AIM
Go through the data and copy every line exactly, but not the images.

DATA SECTION
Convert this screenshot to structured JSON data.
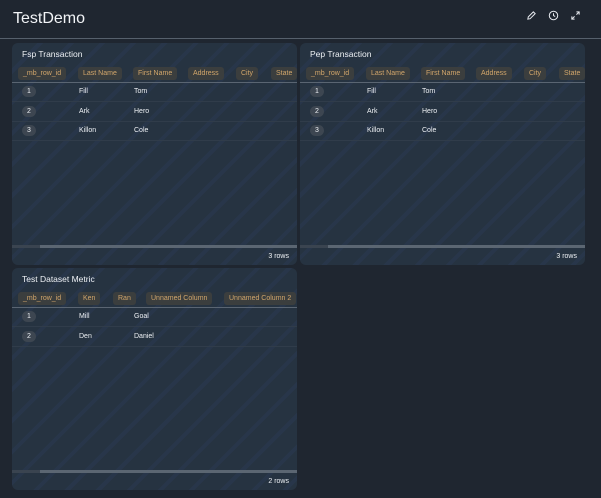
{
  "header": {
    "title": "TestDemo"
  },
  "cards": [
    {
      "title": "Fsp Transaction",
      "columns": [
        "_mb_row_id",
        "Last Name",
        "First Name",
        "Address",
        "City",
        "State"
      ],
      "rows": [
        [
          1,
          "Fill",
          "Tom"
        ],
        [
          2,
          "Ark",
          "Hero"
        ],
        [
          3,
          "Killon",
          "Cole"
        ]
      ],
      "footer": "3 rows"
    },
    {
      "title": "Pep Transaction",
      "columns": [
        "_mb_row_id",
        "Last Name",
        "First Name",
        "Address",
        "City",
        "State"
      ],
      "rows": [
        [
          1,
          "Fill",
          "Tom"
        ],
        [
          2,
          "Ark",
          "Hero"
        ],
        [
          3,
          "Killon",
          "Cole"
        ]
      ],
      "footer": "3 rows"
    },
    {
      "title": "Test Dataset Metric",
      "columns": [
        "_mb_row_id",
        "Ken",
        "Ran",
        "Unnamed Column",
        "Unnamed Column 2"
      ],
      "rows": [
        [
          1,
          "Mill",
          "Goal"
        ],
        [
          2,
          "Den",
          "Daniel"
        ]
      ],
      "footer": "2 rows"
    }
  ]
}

SOLVED EXERCISE
Convert this screenshot to structured JSON data.
{
  "header": {
    "title": "TestDemo"
  },
  "cards": [
    {
      "title": "Fsp Transaction",
      "columns": [
        "_mb_row_id",
        "Last Name",
        "First Name",
        "Address",
        "City",
        "State"
      ],
      "rows": [
        [
          1,
          "Fill",
          "Tom"
        ],
        [
          2,
          "Ark",
          "Hero"
        ],
        [
          3,
          "Killon",
          "Cole"
        ]
      ],
      "footer": "3 rows"
    },
    {
      "title": "Pep Transaction",
      "columns": [
        "_mb_row_id",
        "Last Name",
        "First Name",
        "Address",
        "City",
        "State"
      ],
      "rows": [
        [
          1,
          "Fill",
          "Tom"
        ],
        [
          2,
          "Ark",
          "Hero"
        ],
        [
          3,
          "Killon",
          "Cole"
        ]
      ],
      "footer": "3 rows"
    },
    {
      "title": "Test Dataset Metric",
      "columns": [
        "_mb_row_id",
        "Ken",
        "Ran",
        "Unnamed Column",
        "Unnamed Column 2"
      ],
      "rows": [
        [
          1,
          "Mill",
          "Goal"
        ],
        [
          2,
          "Den",
          "Daniel"
        ]
      ],
      "footer": "2 rows"
    }
  ]
}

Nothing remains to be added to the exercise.